▶ **What is required**
Give the count of lines that include the string "maintenance". Add nothing to it.

BEGIN Extracted data

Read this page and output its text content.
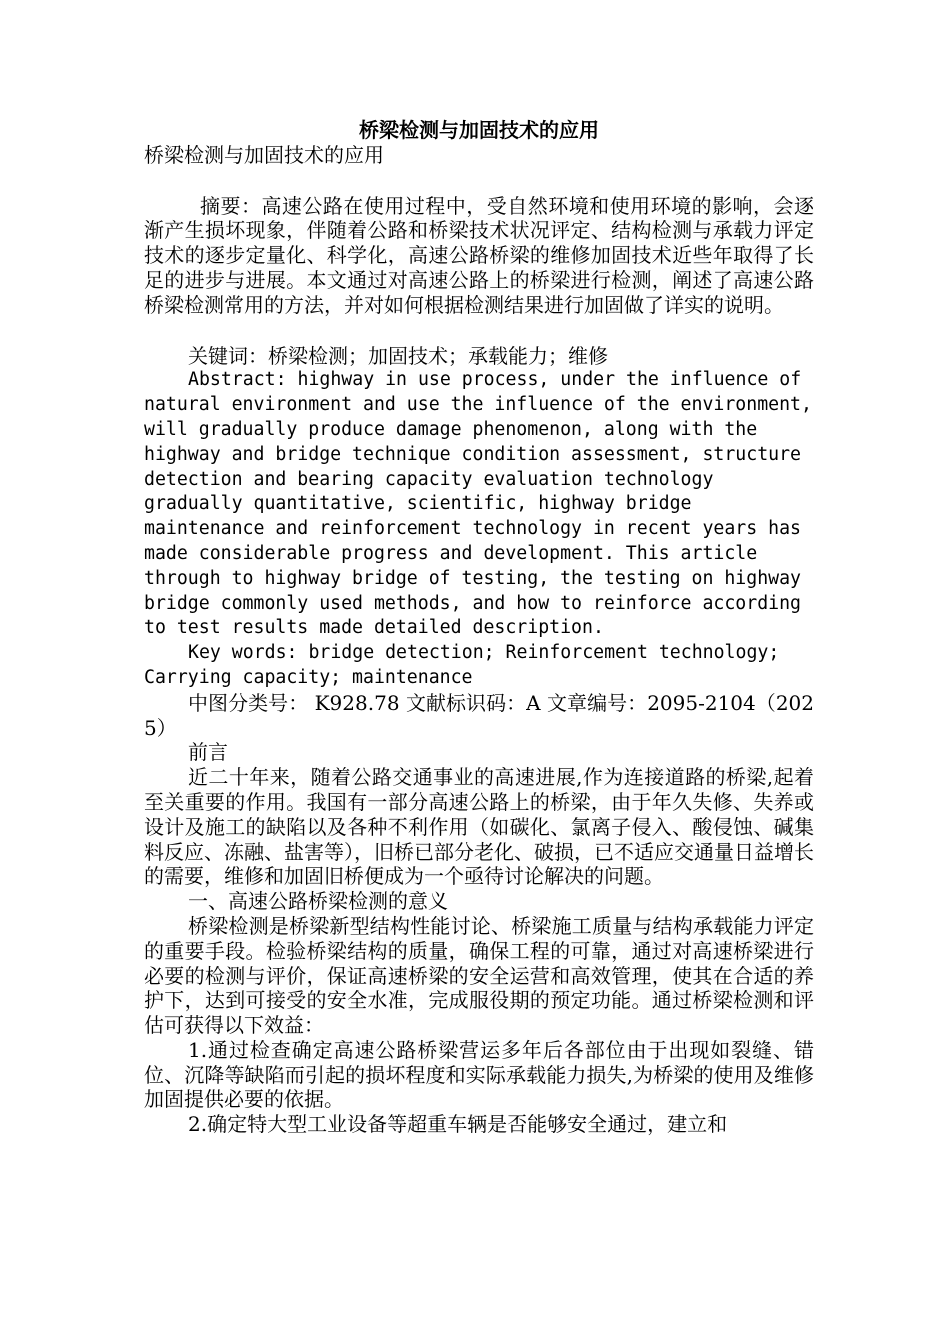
桥梁检测与加固技术的应用

桥梁检测与加固技术的应用

摘要：高速公路在使用过程中，受自然环境和使用环境的影响，会逐渐产生损坏现象，伴随着公路和桥梁技术状况评定、结构检测与承载力评定技术的逐步定量化、科学化，高速公路桥梁的维修加固技术近些年取得了长足的进步与进展。本文通过对高速公路上的桥梁进行检测，阐述了高速公路桥梁检测常用的方法，并对如何根据检测结果进行加固做了详实的说明。

关键词：桥梁检测；加固技术；承载能力；维修

Abstract: highway in use process, under the influence of natural environment and use the influence of the environment, will gradually produce damage phenomenon, along with the highway and bridge technique condition assessment, structure detection and bearing capacity evaluation technology gradually quantitative, scientific, highway bridge maintenance and reinforcement technology in recent years has made considerable progress and development. This article through to highway bridge of testing, the testing on highway bridge commonly used methods, and how to reinforce according to test results made detailed description.

Key words: bridge detection; Reinforcement technology; Carrying capacity; maintenance

中图分类号： K928.78 文献标识码：A 文章编号：2095-2104（2025）

前言

近二十年来，随着公路交通事业的高速进展,作为连接道路的桥梁,起着至关重要的作用。我国有一部分高速公路上的桥梁，由于年久失修、失养或设计及施工的缺陷以及各种不利作用（如碳化、氯离子侵入、酸侵蚀、碱集料反应、冻融、盐害等），旧桥已部分老化、破损，已不适应交通量日益增长的需要，维修和加固旧桥便成为一个亟待讨论解决的问题。

一、高速公路桥梁检测的意义

桥梁检测是桥梁新型结构性能讨论、桥梁施工质量与结构承载能力评定的重要手段。检验桥梁结构的质量，确保工程的可靠，通过对高速桥梁进行必要的检测与评价，保证高速桥梁的安全运营和高效管理，使其在合适的养护下，达到可接受的安全水准，完成服役期的预定功能。通过桥梁检测和评估可获得以下效益：

1.通过检查确定高速公路桥梁营运多年后各部位由于出现如裂缝、错位、沉降等缺陷而引起的损坏程度和实际承载能力损失,为桥梁的使用及维修加固提供必要的依据。

2.确定特大型工业设备等超重车辆是否能够安全通过，建立和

END Extracted data

▶ **Answer in full**
2